[start of Dataset extract]

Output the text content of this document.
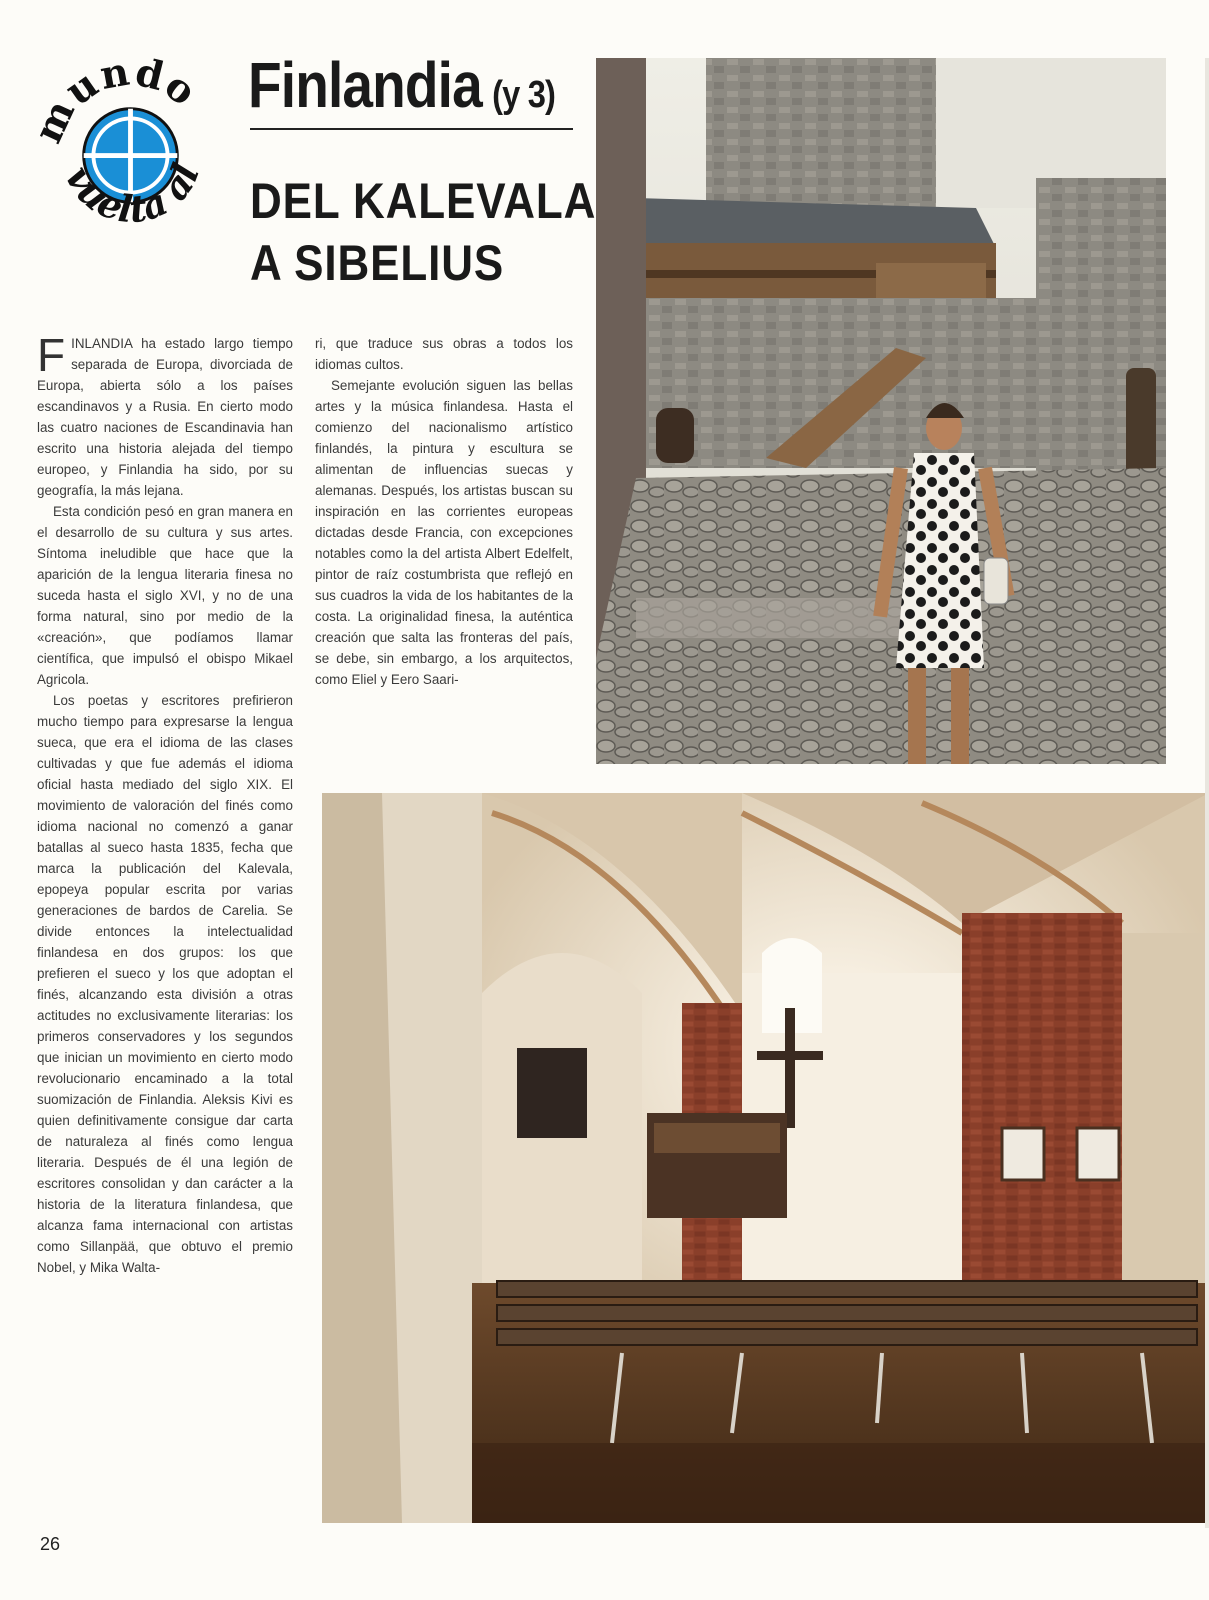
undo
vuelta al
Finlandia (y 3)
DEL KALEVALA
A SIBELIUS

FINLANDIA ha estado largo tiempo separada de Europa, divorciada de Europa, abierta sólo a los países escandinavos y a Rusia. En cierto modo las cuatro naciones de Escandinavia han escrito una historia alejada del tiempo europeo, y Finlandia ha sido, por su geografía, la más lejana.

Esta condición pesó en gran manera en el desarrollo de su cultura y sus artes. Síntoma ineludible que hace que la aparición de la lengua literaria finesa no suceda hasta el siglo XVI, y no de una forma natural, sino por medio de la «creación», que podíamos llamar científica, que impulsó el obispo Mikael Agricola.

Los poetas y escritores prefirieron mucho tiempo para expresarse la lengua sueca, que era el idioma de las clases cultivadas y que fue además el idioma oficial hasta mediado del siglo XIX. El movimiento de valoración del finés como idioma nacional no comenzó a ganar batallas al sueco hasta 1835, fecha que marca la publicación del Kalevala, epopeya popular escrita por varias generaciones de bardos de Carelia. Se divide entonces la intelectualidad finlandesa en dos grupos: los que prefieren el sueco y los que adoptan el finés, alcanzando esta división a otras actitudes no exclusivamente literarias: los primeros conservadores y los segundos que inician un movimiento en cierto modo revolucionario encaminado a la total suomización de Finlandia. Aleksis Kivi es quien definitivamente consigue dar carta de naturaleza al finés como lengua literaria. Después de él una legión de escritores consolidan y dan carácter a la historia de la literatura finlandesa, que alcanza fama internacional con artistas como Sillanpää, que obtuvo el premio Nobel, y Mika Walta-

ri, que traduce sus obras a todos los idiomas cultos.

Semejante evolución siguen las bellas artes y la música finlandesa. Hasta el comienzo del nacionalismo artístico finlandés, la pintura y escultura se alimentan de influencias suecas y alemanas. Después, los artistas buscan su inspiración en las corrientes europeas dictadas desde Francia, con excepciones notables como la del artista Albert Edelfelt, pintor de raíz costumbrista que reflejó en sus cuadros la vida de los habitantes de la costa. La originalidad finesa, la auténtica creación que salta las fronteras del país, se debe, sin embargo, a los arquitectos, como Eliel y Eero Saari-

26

[end of Dataset extract]

Reproduce the listing word for word and omit its pictures.

**The result:**
Output the text content of this document.
undo
vuelta al
Finlandia (y 3)
DEL KALEVALA
A SIBELIUS

FINLANDIA ha estado largo tiempo separada de Europa, divorciada de Europa, abierta sólo a los países escandinavos y a Rusia. En cierto modo las cuatro naciones de Escandinavia han escrito una historia alejada del tiempo europeo, y Finlandia ha sido, por su geografía, la más lejana.

Esta condición pesó en gran manera en el desarrollo de su cultura y sus artes. Síntoma ineludible que hace que la aparición de la lengua literaria finesa no suceda hasta el siglo XVI, y no de una forma natural, sino por medio de la «creación», que podíamos llamar científica, que impulsó el obispo Mikael Agricola.

Los poetas y escritores prefirieron mucho tiempo para expresarse la lengua sueca, que era el idioma de las clases cultivadas y que fue además el idioma oficial hasta mediado del siglo XIX. El movimiento de valoración del finés como idioma nacional no comenzó a ganar batallas al sueco hasta 1835, fecha que marca la publicación del Kalevala, epopeya popular escrita por varias generaciones de bardos de Carelia. Se divide entonces la intelectualidad finlandesa en dos grupos: los que prefieren el sueco y los que adoptan el finés, alcanzando esta división a otras actitudes no exclusivamente literarias: los primeros conservadores y los segundos que inician un movimiento en cierto modo revolucionario encaminado a la total suomización de Finlandia. Aleksis Kivi es quien definitivamente consigue dar carta de naturaleza al finés como lengua literaria. Después de él una legión de escritores consolidan y dan carácter a la historia de la literatura finlandesa, que alcanza fama internacional con artistas como Sillanpää, que obtuvo el premio Nobel, y Mika Walta-

ri, que traduce sus obras a todos los idiomas cultos.

Semejante evolución siguen las bellas artes y la música finlandesa. Hasta el comienzo del nacionalismo artístico finlandés, la pintura y escultura se alimentan de influencias suecas y alemanas. Después, los artistas buscan su inspiración en las corrientes europeas dictadas desde Francia, con excepciones notables como la del artista Albert Edelfelt, pintor de raíz costumbrista que reflejó en sus cuadros la vida de los habitantes de la costa. La originalidad finesa, la auténtica creación que salta las fronteras del país, se debe, sin embargo, a los arquitectos, como Eliel y Eero Saari-

26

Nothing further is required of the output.